*** Exercise material ***

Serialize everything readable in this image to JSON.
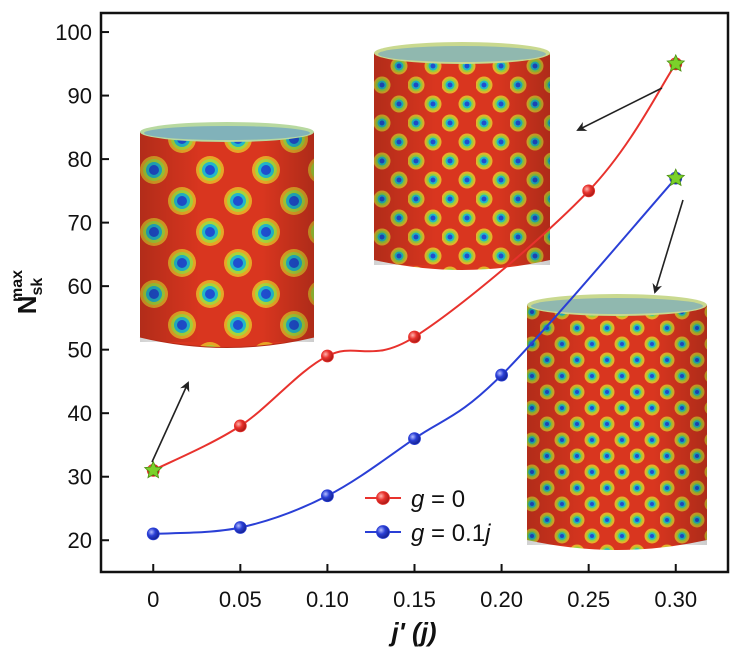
{
  "chart_data": {
    "type": "line",
    "x": [
      0,
      0.05,
      0.1,
      0.15,
      0.2,
      0.25,
      0.3
    ],
    "xticks": [
      "0",
      "0.05",
      "0.10",
      "0.15",
      "0.20",
      "0.25",
      "0.30"
    ],
    "yticks": [
      "20",
      "30",
      "40",
      "50",
      "60",
      "70",
      "80",
      "90",
      "100"
    ],
    "xlim": [
      -0.03,
      0.33
    ],
    "ylim": [
      15,
      103
    ],
    "xlabel_main": "j'",
    "xlabel_unit": " (j)",
    "ylabel_main": "N",
    "ylabel_sup": "max",
    "ylabel_sub": "sk",
    "grid": false,
    "legend_position": "bottom-center",
    "series": [
      {
        "name": "g = 0",
        "legend_italic": "g",
        "legend_rest": " = 0",
        "color": "#e8322d",
        "x": [
          0,
          0.05,
          0.1,
          0.15,
          0.25,
          0.3
        ],
        "values": [
          31,
          38,
          49,
          52,
          75,
          95
        ]
      },
      {
        "name": "g = 0.1j",
        "legend_italic": "g",
        "legend_rest": " = 0.1",
        "legend_italic2": "j",
        "color": "#2a3fd6",
        "x": [
          0,
          0.05,
          0.1,
          0.15,
          0.2,
          0.3
        ],
        "values": [
          21,
          22,
          27,
          36,
          46,
          77
        ]
      }
    ],
    "highlight_points": [
      {
        "x": 0,
        "y": 31,
        "color": "#7bd12a"
      },
      {
        "x": 0.3,
        "y": 95,
        "color": "#7bd12a"
      },
      {
        "x": 0.3,
        "y": 77,
        "color": "#7bd12a"
      }
    ],
    "insets": [
      {
        "name": "cylinder-inset-low",
        "x_of": 0,
        "y_of": 31
      },
      {
        "name": "cylinder-inset-top",
        "x_of": 0.3,
        "y_of": 95
      },
      {
        "name": "cylinder-inset-right",
        "x_of": 0.3,
        "y_of": 77
      }
    ]
  }
}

***

-- Given problem --
Print out the lines exactly, skipping any picture.

-- Written solution --
Serialize everything readable in this image to JSON.
{
  "chart_data": {
    "type": "line",
    "x": [
      0,
      0.05,
      0.1,
      0.15,
      0.2,
      0.25,
      0.3
    ],
    "xticks": [
      "0",
      "0.05",
      "0.10",
      "0.15",
      "0.20",
      "0.25",
      "0.30"
    ],
    "yticks": [
      "20",
      "30",
      "40",
      "50",
      "60",
      "70",
      "80",
      "90",
      "100"
    ],
    "xlim": [
      -0.03,
      0.33
    ],
    "ylim": [
      15,
      103
    ],
    "xlabel_main": "j'",
    "xlabel_unit": " (j)",
    "ylabel_main": "N",
    "ylabel_sup": "max",
    "ylabel_sub": "sk",
    "grid": false,
    "legend_position": "bottom-center",
    "series": [
      {
        "name": "g = 0",
        "legend_italic": "g",
        "legend_rest": " = 0",
        "color": "#e8322d",
        "x": [
          0,
          0.05,
          0.1,
          0.15,
          0.25,
          0.3
        ],
        "values": [
          31,
          38,
          49,
          52,
          75,
          95
        ]
      },
      {
        "name": "g = 0.1j",
        "legend_italic": "g",
        "legend_rest": " = 0.1",
        "legend_italic2": "j",
        "color": "#2a3fd6",
        "x": [
          0,
          0.05,
          0.1,
          0.15,
          0.2,
          0.3
        ],
        "values": [
          21,
          22,
          27,
          36,
          46,
          77
        ]
      }
    ],
    "highlight_points": [
      {
        "x": 0,
        "y": 31,
        "color": "#7bd12a"
      },
      {
        "x": 0.3,
        "y": 95,
        "color": "#7bd12a"
      },
      {
        "x": 0.3,
        "y": 77,
        "color": "#7bd12a"
      }
    ],
    "insets": [
      {
        "name": "cylinder-inset-low",
        "x_of": 0,
        "y_of": 31
      },
      {
        "name": "cylinder-inset-top",
        "x_of": 0.3,
        "y_of": 95
      },
      {
        "name": "cylinder-inset-right",
        "x_of": 0.3,
        "y_of": 77
      }
    ]
  }
}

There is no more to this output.